### Problem to work on
What is the number of lines holding the word "ylabel"? Write that number and nothing else.
*** Raw data ***
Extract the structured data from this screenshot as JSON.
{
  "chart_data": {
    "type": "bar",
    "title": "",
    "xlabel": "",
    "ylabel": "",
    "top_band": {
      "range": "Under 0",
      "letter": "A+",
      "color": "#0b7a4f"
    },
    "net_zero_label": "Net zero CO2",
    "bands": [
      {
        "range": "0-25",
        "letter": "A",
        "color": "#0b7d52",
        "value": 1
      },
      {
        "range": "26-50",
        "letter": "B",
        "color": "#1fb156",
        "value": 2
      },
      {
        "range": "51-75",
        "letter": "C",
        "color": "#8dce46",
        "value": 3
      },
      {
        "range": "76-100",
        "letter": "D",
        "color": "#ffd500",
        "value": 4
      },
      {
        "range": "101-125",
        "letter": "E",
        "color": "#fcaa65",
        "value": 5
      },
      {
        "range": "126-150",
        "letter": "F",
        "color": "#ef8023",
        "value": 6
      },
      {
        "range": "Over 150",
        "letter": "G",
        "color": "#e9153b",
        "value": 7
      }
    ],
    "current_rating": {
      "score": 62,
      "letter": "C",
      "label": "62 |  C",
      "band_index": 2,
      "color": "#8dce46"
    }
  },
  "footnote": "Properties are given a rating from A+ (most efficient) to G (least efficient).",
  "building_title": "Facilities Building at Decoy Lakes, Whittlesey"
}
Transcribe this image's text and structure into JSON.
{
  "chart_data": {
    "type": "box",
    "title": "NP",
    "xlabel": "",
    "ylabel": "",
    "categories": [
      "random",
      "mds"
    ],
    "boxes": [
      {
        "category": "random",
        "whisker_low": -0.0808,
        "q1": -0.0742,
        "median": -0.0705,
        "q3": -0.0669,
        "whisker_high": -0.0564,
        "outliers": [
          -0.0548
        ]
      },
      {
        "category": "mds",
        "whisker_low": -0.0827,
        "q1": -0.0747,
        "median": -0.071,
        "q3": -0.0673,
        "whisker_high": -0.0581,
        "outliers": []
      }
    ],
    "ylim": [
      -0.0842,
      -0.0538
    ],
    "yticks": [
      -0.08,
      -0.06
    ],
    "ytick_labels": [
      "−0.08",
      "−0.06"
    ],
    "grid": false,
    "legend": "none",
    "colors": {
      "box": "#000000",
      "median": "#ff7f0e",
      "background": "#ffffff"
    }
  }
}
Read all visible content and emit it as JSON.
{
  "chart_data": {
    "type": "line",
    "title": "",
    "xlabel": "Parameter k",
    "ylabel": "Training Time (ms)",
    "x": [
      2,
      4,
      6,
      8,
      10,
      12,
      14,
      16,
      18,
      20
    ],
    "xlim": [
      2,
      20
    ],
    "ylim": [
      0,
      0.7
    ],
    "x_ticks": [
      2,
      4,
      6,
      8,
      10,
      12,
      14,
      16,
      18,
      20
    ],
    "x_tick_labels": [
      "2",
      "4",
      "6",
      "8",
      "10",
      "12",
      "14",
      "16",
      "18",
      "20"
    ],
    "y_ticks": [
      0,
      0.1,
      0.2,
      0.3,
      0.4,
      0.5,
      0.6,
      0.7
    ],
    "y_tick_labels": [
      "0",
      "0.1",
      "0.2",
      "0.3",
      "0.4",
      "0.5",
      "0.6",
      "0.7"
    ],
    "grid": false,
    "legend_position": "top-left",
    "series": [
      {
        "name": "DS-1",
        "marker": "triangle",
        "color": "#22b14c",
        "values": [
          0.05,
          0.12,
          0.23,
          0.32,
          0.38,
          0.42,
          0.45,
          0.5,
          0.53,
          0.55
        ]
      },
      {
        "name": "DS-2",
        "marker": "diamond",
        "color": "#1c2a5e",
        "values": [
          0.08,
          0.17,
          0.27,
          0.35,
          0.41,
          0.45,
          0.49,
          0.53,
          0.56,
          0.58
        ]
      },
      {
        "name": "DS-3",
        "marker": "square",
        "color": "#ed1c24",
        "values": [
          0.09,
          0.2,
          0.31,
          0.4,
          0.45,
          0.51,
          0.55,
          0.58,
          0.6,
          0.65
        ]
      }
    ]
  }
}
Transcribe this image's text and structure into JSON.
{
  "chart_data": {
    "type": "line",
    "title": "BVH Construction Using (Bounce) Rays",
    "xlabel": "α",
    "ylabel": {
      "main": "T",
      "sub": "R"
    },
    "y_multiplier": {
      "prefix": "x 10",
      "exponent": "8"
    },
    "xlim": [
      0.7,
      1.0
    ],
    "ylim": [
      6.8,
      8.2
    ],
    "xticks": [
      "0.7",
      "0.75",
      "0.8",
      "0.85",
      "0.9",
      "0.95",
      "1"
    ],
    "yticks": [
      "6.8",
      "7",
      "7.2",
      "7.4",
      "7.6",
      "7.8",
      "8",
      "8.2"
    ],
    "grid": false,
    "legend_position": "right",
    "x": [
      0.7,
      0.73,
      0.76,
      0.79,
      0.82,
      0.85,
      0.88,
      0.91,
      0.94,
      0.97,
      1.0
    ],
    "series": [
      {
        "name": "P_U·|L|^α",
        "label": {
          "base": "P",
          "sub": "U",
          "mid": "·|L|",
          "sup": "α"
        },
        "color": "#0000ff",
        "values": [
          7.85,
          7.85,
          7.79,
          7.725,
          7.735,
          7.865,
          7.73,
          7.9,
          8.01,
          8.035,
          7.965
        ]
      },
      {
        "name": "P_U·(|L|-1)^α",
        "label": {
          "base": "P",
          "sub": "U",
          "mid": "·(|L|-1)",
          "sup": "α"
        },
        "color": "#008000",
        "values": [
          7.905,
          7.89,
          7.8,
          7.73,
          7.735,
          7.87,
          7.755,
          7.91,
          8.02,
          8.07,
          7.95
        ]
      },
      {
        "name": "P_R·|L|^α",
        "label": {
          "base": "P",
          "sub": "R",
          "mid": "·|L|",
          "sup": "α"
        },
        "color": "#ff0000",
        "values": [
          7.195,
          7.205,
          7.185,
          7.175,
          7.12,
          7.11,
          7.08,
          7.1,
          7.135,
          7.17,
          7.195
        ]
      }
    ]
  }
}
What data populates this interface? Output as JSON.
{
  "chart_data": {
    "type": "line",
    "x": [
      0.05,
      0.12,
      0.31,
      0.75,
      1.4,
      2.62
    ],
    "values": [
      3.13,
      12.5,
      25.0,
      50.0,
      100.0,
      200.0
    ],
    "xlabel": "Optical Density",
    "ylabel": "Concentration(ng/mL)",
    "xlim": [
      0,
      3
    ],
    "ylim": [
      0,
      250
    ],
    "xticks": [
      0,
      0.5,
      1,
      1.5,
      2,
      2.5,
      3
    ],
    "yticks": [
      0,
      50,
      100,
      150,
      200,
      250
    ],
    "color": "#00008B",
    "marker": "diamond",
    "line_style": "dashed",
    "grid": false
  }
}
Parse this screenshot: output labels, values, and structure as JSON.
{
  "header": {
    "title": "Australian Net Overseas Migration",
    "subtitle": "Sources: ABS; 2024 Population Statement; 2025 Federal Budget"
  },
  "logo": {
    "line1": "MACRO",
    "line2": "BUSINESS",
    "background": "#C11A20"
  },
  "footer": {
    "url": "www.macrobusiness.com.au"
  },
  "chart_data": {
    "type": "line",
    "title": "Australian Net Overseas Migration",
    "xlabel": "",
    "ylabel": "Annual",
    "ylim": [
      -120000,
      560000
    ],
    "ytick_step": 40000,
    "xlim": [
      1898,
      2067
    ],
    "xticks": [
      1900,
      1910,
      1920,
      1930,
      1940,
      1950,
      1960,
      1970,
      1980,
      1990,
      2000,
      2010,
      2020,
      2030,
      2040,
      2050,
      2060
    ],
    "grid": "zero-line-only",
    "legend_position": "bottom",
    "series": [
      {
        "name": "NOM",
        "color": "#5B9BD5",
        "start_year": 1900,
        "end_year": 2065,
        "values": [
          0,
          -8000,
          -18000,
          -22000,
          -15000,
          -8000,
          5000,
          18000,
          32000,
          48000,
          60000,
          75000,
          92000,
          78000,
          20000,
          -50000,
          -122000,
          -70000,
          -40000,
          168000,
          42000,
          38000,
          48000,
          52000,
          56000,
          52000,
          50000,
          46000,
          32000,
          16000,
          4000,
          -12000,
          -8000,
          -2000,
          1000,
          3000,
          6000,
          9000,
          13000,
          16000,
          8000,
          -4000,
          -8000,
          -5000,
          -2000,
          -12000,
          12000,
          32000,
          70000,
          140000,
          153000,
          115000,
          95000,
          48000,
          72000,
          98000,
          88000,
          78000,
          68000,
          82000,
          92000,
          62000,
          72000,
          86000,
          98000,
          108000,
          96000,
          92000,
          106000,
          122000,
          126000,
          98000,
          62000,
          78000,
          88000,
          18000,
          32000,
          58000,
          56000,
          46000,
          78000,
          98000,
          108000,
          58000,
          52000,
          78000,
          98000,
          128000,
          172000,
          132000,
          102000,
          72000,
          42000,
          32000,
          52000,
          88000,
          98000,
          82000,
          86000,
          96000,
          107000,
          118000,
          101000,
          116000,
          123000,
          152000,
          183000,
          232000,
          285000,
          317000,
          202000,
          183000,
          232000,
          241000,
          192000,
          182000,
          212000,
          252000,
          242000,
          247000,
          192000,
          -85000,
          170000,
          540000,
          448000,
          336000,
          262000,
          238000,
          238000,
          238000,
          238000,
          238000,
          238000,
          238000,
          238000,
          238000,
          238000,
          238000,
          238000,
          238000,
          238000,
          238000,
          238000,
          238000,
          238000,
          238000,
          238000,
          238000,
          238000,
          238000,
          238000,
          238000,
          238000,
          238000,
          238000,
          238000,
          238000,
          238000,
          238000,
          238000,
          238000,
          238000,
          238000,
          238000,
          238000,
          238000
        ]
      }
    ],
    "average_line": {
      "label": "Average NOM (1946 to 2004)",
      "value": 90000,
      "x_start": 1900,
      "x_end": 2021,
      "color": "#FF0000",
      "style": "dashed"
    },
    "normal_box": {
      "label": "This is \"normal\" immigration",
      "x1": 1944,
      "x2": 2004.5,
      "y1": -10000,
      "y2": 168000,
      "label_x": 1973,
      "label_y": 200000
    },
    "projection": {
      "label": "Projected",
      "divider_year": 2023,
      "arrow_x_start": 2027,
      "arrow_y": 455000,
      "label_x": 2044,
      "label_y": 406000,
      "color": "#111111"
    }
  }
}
***
### Solution for this problem
6